_Input records_
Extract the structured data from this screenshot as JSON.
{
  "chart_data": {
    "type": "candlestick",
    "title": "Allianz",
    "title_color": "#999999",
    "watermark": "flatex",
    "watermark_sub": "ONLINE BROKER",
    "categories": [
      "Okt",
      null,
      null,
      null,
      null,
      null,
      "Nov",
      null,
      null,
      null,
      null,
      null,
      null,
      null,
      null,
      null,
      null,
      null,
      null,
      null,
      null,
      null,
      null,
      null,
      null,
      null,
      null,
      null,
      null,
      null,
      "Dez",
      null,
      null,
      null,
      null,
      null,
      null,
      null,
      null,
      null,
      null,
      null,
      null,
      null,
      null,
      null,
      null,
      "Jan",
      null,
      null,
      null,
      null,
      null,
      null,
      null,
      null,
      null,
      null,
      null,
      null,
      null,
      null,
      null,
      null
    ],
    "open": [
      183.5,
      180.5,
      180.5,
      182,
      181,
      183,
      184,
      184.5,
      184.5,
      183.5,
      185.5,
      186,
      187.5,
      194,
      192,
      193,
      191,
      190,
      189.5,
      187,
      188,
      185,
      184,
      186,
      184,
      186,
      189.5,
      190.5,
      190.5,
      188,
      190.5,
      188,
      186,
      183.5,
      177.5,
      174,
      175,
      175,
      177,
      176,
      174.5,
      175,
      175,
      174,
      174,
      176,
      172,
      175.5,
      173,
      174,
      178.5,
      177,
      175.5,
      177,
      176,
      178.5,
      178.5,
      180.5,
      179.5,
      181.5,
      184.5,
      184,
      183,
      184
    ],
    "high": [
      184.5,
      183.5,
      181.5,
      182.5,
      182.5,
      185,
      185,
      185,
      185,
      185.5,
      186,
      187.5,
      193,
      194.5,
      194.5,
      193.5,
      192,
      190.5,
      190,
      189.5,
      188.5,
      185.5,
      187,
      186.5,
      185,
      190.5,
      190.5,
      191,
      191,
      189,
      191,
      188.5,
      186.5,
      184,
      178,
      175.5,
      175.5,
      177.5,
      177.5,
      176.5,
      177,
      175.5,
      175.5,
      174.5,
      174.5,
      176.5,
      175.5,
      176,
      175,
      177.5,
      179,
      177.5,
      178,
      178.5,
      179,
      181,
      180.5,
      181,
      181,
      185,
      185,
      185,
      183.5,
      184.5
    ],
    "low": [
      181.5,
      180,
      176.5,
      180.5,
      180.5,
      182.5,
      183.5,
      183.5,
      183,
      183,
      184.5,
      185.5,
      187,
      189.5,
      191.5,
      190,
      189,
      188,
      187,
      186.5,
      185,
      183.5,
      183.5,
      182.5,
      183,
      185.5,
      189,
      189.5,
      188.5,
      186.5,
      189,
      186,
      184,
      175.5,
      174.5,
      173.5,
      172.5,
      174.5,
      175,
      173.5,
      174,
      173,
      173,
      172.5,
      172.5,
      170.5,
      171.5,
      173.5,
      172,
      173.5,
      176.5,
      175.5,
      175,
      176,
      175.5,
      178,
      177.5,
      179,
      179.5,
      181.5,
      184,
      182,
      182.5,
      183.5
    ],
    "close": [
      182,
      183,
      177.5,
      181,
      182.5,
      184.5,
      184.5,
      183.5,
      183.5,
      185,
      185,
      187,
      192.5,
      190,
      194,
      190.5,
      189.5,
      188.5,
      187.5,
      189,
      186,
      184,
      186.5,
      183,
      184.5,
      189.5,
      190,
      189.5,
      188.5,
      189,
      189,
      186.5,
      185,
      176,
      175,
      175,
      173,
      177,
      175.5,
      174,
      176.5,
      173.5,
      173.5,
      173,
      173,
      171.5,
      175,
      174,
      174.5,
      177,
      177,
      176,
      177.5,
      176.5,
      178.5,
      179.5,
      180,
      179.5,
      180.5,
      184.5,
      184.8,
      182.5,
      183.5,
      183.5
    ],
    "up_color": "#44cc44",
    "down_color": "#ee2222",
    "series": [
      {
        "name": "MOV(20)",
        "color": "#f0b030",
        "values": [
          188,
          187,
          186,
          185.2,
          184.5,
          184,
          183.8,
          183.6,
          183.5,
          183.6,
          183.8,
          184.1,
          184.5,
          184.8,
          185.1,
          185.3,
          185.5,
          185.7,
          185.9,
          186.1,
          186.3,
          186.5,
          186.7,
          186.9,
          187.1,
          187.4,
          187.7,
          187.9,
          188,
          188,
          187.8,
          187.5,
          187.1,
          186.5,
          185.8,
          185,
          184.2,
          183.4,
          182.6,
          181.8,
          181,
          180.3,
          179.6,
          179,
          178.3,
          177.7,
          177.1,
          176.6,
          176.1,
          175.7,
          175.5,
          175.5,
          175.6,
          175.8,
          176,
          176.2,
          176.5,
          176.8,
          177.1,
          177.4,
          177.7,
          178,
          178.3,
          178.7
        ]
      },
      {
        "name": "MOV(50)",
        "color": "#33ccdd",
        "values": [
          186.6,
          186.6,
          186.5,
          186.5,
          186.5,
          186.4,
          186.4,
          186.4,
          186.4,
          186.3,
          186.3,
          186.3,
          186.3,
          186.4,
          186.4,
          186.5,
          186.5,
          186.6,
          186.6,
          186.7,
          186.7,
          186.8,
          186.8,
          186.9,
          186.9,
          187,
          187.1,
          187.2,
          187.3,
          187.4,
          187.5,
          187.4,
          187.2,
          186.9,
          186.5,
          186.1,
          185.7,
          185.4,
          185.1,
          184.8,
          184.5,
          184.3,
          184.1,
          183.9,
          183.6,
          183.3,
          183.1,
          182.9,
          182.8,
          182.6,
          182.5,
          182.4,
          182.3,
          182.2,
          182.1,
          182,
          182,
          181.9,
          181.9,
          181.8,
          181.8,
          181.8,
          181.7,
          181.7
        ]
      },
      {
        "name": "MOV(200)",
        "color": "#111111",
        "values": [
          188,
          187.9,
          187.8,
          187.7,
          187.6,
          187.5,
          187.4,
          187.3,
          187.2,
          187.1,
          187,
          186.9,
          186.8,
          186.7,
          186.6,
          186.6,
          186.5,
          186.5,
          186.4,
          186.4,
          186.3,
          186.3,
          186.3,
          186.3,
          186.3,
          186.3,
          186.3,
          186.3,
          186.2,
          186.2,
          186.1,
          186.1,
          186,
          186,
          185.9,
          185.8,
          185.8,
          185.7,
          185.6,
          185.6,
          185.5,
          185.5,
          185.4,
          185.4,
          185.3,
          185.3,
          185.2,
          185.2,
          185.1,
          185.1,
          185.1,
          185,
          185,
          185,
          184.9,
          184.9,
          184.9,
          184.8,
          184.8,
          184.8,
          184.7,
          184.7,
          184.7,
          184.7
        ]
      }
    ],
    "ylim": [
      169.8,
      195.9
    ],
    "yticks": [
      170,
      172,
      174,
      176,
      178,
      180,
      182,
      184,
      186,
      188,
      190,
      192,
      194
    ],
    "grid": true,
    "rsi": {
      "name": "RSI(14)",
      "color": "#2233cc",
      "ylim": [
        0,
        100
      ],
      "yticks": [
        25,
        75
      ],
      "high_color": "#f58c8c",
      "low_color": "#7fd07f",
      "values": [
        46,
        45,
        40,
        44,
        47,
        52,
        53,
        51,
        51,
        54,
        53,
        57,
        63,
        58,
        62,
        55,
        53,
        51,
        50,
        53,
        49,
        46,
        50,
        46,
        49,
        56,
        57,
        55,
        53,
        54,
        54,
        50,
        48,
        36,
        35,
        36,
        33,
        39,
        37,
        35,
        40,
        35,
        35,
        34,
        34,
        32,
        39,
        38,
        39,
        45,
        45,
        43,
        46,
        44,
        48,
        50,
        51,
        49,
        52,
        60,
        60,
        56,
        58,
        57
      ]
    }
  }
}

_Task brief_
Retype the entries exactly, including every line.

_Response for this exercise_
Extract the structured data from this screenshot as JSON.
{
  "chart_data": {
    "type": "candlestick",
    "title": "Allianz",
    "title_color": "#999999",
    "watermark": "flatex",
    "watermark_sub": "ONLINE BROKER",
    "categories": [
      "Okt",
      null,
      null,
      null,
      null,
      null,
      "Nov",
      null,
      null,
      null,
      null,
      null,
      null,
      null,
      null,
      null,
      null,
      null,
      null,
      null,
      null,
      null,
      null,
      null,
      null,
      null,
      null,
      null,
      null,
      null,
      "Dez",
      null,
      null,
      null,
      null,
      null,
      null,
      null,
      null,
      null,
      null,
      null,
      null,
      null,
      null,
      null,
      null,
      "Jan",
      null,
      null,
      null,
      null,
      null,
      null,
      null,
      null,
      null,
      null,
      null,
      null,
      null,
      null,
      null,
      null
    ],
    "open": [
      183.5,
      180.5,
      180.5,
      182,
      181,
      183,
      184,
      184.5,
      184.5,
      183.5,
      185.5,
      186,
      187.5,
      194,
      192,
      193,
      191,
      190,
      189.5,
      187,
      188,
      185,
      184,
      186,
      184,
      186,
      189.5,
      190.5,
      190.5,
      188,
      190.5,
      188,
      186,
      183.5,
      177.5,
      174,
      175,
      175,
      177,
      176,
      174.5,
      175,
      175,
      174,
      174,
      176,
      172,
      175.5,
      173,
      174,
      178.5,
      177,
      175.5,
      177,
      176,
      178.5,
      178.5,
      180.5,
      179.5,
      181.5,
      184.5,
      184,
      183,
      184
    ],
    "high": [
      184.5,
      183.5,
      181.5,
      182.5,
      182.5,
      185,
      185,
      185,
      185,
      185.5,
      186,
      187.5,
      193,
      194.5,
      194.5,
      193.5,
      192,
      190.5,
      190,
      189.5,
      188.5,
      185.5,
      187,
      186.5,
      185,
      190.5,
      190.5,
      191,
      191,
      189,
      191,
      188.5,
      186.5,
      184,
      178,
      175.5,
      175.5,
      177.5,
      177.5,
      176.5,
      177,
      175.5,
      175.5,
      174.5,
      174.5,
      176.5,
      175.5,
      176,
      175,
      177.5,
      179,
      177.5,
      178,
      178.5,
      179,
      181,
      180.5,
      181,
      181,
      185,
      185,
      185,
      183.5,
      184.5
    ],
    "low": [
      181.5,
      180,
      176.5,
      180.5,
      180.5,
      182.5,
      183.5,
      183.5,
      183,
      183,
      184.5,
      185.5,
      187,
      189.5,
      191.5,
      190,
      189,
      188,
      187,
      186.5,
      185,
      183.5,
      183.5,
      182.5,
      183,
      185.5,
      189,
      189.5,
      188.5,
      186.5,
      189,
      186,
      184,
      175.5,
      174.5,
      173.5,
      172.5,
      174.5,
      175,
      173.5,
      174,
      173,
      173,
      172.5,
      172.5,
      170.5,
      171.5,
      173.5,
      172,
      173.5,
      176.5,
      175.5,
      175,
      176,
      175.5,
      178,
      177.5,
      179,
      179.5,
      181.5,
      184,
      182,
      182.5,
      183.5
    ],
    "close": [
      182,
      183,
      177.5,
      181,
      182.5,
      184.5,
      184.5,
      183.5,
      183.5,
      185,
      185,
      187,
      192.5,
      190,
      194,
      190.5,
      189.5,
      188.5,
      187.5,
      189,
      186,
      184,
      186.5,
      183,
      184.5,
      189.5,
      190,
      189.5,
      188.5,
      189,
      189,
      186.5,
      185,
      176,
      175,
      175,
      173,
      177,
      175.5,
      174,
      176.5,
      173.5,
      173.5,
      173,
      173,
      171.5,
      175,
      174,
      174.5,
      177,
      177,
      176,
      177.5,
      176.5,
      178.5,
      179.5,
      180,
      179.5,
      180.5,
      184.5,
      184.8,
      182.5,
      183.5,
      183.5
    ],
    "up_color": "#44cc44",
    "down_color": "#ee2222",
    "series": [
      {
        "name": "MOV(20)",
        "color": "#f0b030",
        "values": [
          188,
          187,
          186,
          185.2,
          184.5,
          184,
          183.8,
          183.6,
          183.5,
          183.6,
          183.8,
          184.1,
          184.5,
          184.8,
          185.1,
          185.3,
          185.5,
          185.7,
          185.9,
          186.1,
          186.3,
          186.5,
          186.7,
          186.9,
          187.1,
          187.4,
          187.7,
          187.9,
          188,
          188,
          187.8,
          187.5,
          187.1,
          186.5,
          185.8,
          185,
          184.2,
          183.4,
          182.6,
          181.8,
          181,
          180.3,
          179.6,
          179,
          178.3,
          177.7,
          177.1,
          176.6,
          176.1,
          175.7,
          175.5,
          175.5,
          175.6,
          175.8,
          176,
          176.2,
          176.5,
          176.8,
          177.1,
          177.4,
          177.7,
          178,
          178.3,
          178.7
        ]
      },
      {
        "name": "MOV(50)",
        "color": "#33ccdd",
        "values": [
          186.6,
          186.6,
          186.5,
          186.5,
          186.5,
          186.4,
          186.4,
          186.4,
          186.4,
          186.3,
          186.3,
          186.3,
          186.3,
          186.4,
          186.4,
          186.5,
          186.5,
          186.6,
          186.6,
          186.7,
          186.7,
          186.8,
          186.8,
          186.9,
          186.9,
          187,
          187.1,
          187.2,
          187.3,
          187.4,
          187.5,
          187.4,
          187.2,
          186.9,
          186.5,
          186.1,
          185.7,
          185.4,
          185.1,
          184.8,
          184.5,
          184.3,
          184.1,
          183.9,
          183.6,
          183.3,
          183.1,
          182.9,
          182.8,
          182.6,
          182.5,
          182.4,
          182.3,
          182.2,
          182.1,
          182,
          182,
          181.9,
          181.9,
          181.8,
          181.8,
          181.8,
          181.7,
          181.7
        ]
      },
      {
        "name": "MOV(200)",
        "color": "#111111",
        "values": [
          188,
          187.9,
          187.8,
          187.7,
          187.6,
          187.5,
          187.4,
          187.3,
          187.2,
          187.1,
          187,
          186.9,
          186.8,
          186.7,
          186.6,
          186.6,
          186.5,
          186.5,
          186.4,
          186.4,
          186.3,
          186.3,
          186.3,
          186.3,
          186.3,
          186.3,
          186.3,
          186.3,
          186.2,
          186.2,
          186.1,
          186.1,
          186,
          186,
          185.9,
          185.8,
          185.8,
          185.7,
          185.6,
          185.6,
          185.5,
          185.5,
          185.4,
          185.4,
          185.3,
          185.3,
          185.2,
          185.2,
          185.1,
          185.1,
          185.1,
          185,
          185,
          185,
          184.9,
          184.9,
          184.9,
          184.8,
          184.8,
          184.8,
          184.7,
          184.7,
          184.7,
          184.7
        ]
      }
    ],
    "ylim": [
      169.8,
      195.9
    ],
    "yticks": [
      170,
      172,
      174,
      176,
      178,
      180,
      182,
      184,
      186,
      188,
      190,
      192,
      194
    ],
    "grid": true,
    "rsi": {
      "name": "RSI(14)",
      "color": "#2233cc",
      "ylim": [
        0,
        100
      ],
      "yticks": [
        25,
        75
      ],
      "high_color": "#f58c8c",
      "low_color": "#7fd07f",
      "values": [
        46,
        45,
        40,
        44,
        47,
        52,
        53,
        51,
        51,
        54,
        53,
        57,
        63,
        58,
        62,
        55,
        53,
        51,
        50,
        53,
        49,
        46,
        50,
        46,
        49,
        56,
        57,
        55,
        53,
        54,
        54,
        50,
        48,
        36,
        35,
        36,
        33,
        39,
        37,
        35,
        40,
        35,
        35,
        34,
        34,
        32,
        39,
        38,
        39,
        45,
        45,
        43,
        46,
        44,
        48,
        50,
        51,
        49,
        52,
        60,
        60,
        56,
        58,
        57
      ]
    }
  }
}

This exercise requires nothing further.